Tally the lines that contain "Bilberries" and report the total alone.

[START OF Dataset content]

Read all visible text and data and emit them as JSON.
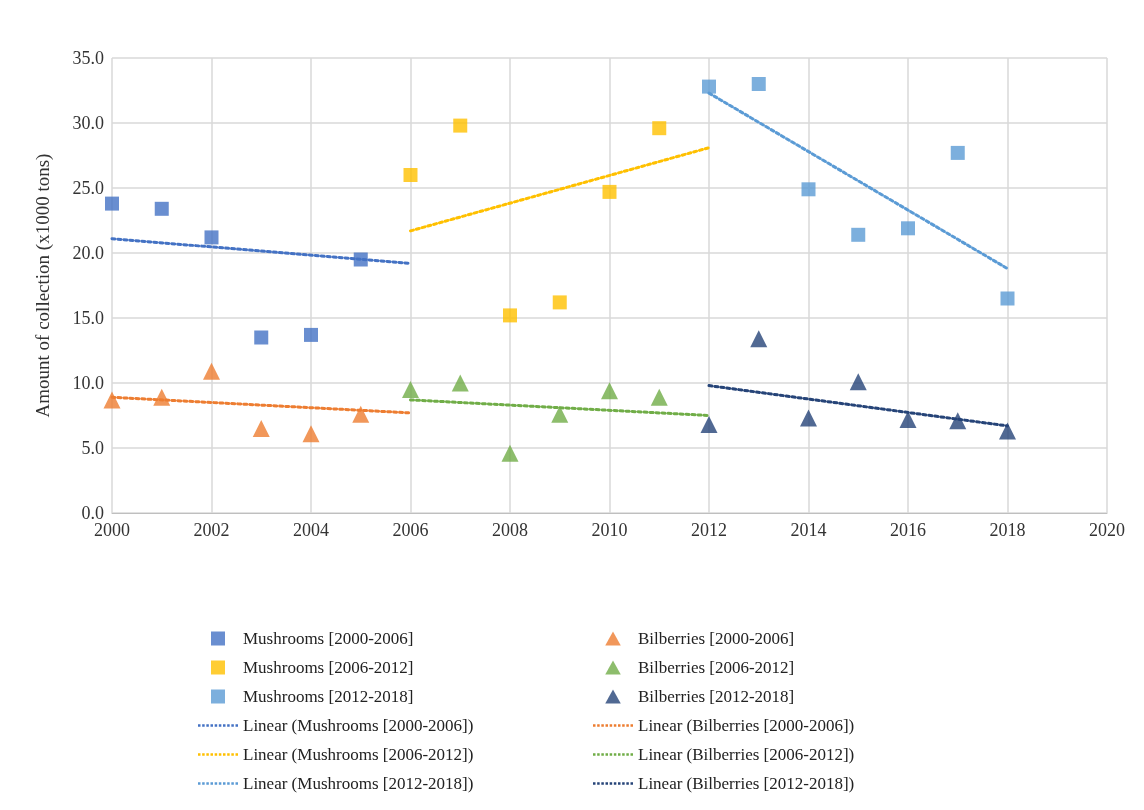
{
  "chart_data": {
    "type": "scatter",
    "ylabel": "Amount of collection (x1000 tons)",
    "xlim": [
      2000,
      2020
    ],
    "xticks": [
      2000,
      2002,
      2004,
      2006,
      2008,
      2010,
      2012,
      2014,
      2016,
      2018,
      2020
    ],
    "ylim": [
      0,
      35
    ],
    "yticks": [
      {
        "value": 0,
        "label": "0.0"
      },
      {
        "value": 5,
        "label": "5.0"
      },
      {
        "value": 10,
        "label": "10.0"
      },
      {
        "value": 15,
        "label": "15.0"
      },
      {
        "value": 20,
        "label": "20.0"
      },
      {
        "value": 25,
        "label": "25.0"
      },
      {
        "value": 30,
        "label": "30.0"
      },
      {
        "value": 35,
        "label": "35.0"
      }
    ],
    "grid": true,
    "legend": "bottom",
    "series": [
      {
        "name": "Mushrooms [2000-2006]",
        "marker": "square",
        "color": "#4472c4",
        "x": [
          2000,
          2001,
          2002,
          2003,
          2004,
          2005
        ],
        "values": [
          23.8,
          23.4,
          21.2,
          13.5,
          13.7,
          19.5
        ]
      },
      {
        "name": "Bilberries [2000-2006]",
        "marker": "triangle",
        "color": "#ed7d31",
        "x": [
          2000,
          2001,
          2002,
          2003,
          2004,
          2005
        ],
        "values": [
          8.7,
          8.9,
          10.9,
          6.5,
          6.1,
          7.6
        ]
      },
      {
        "name": "Mushrooms [2006-2012]",
        "marker": "square",
        "color": "#ffc000",
        "x": [
          2006,
          2007,
          2008,
          2009,
          2010,
          2011
        ],
        "values": [
          26.0,
          29.8,
          15.2,
          16.2,
          24.7,
          29.6
        ]
      },
      {
        "name": "Bilberries [2006-2012]",
        "marker": "triangle",
        "color": "#70ad47",
        "x": [
          2006,
          2007,
          2008,
          2009,
          2010,
          2011
        ],
        "values": [
          9.5,
          10.0,
          4.6,
          7.6,
          9.4,
          8.9
        ]
      },
      {
        "name": "Mushrooms [2012-2018]",
        "marker": "square",
        "color": "#5b9bd5",
        "x": [
          2012,
          2013,
          2014,
          2015,
          2016,
          2017,
          2018
        ],
        "values": [
          32.8,
          33.0,
          24.9,
          21.4,
          21.9,
          27.7,
          16.5
        ]
      },
      {
        "name": "Bilberries [2012-2018]",
        "marker": "triangle",
        "color": "#264478",
        "x": [
          2012,
          2013,
          2014,
          2015,
          2016,
          2017,
          2018
        ],
        "values": [
          6.8,
          13.4,
          7.3,
          10.1,
          7.2,
          7.1,
          6.3
        ]
      },
      {
        "name": "Linear (Mushrooms [2000-2006])",
        "type": "line",
        "marker": "none",
        "line_style": "dotted",
        "color": "#4472c4",
        "x": [
          2000,
          2006
        ],
        "values": [
          21.1,
          19.2
        ]
      },
      {
        "name": "Linear (Bilberries [2000-2006])",
        "type": "line",
        "marker": "none",
        "line_style": "dotted",
        "color": "#ed7d31",
        "x": [
          2000,
          2006
        ],
        "values": [
          8.9,
          7.7
        ]
      },
      {
        "name": "Linear (Mushrooms [2006-2012])",
        "type": "line",
        "marker": "none",
        "line_style": "dotted",
        "color": "#ffc000",
        "x": [
          2006,
          2012
        ],
        "values": [
          21.7,
          28.1
        ]
      },
      {
        "name": "Linear (Bilberries [2006-2012])",
        "type": "line",
        "marker": "none",
        "line_style": "dotted",
        "color": "#70ad47",
        "x": [
          2006,
          2012
        ],
        "values": [
          8.7,
          7.5
        ]
      },
      {
        "name": "Linear (Mushrooms [2012-2018])",
        "type": "line",
        "marker": "none",
        "line_style": "dotted",
        "color": "#5b9bd5",
        "x": [
          2012,
          2018
        ],
        "values": [
          32.3,
          18.8
        ]
      },
      {
        "name": "Linear (Bilberries [2012-2018])",
        "type": "line",
        "marker": "none",
        "line_style": "dotted",
        "color": "#264478",
        "x": [
          2012,
          2018
        ],
        "values": [
          9.8,
          6.7
        ]
      }
    ]
  }
}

[END OF Dataset content]

**Expected output**
6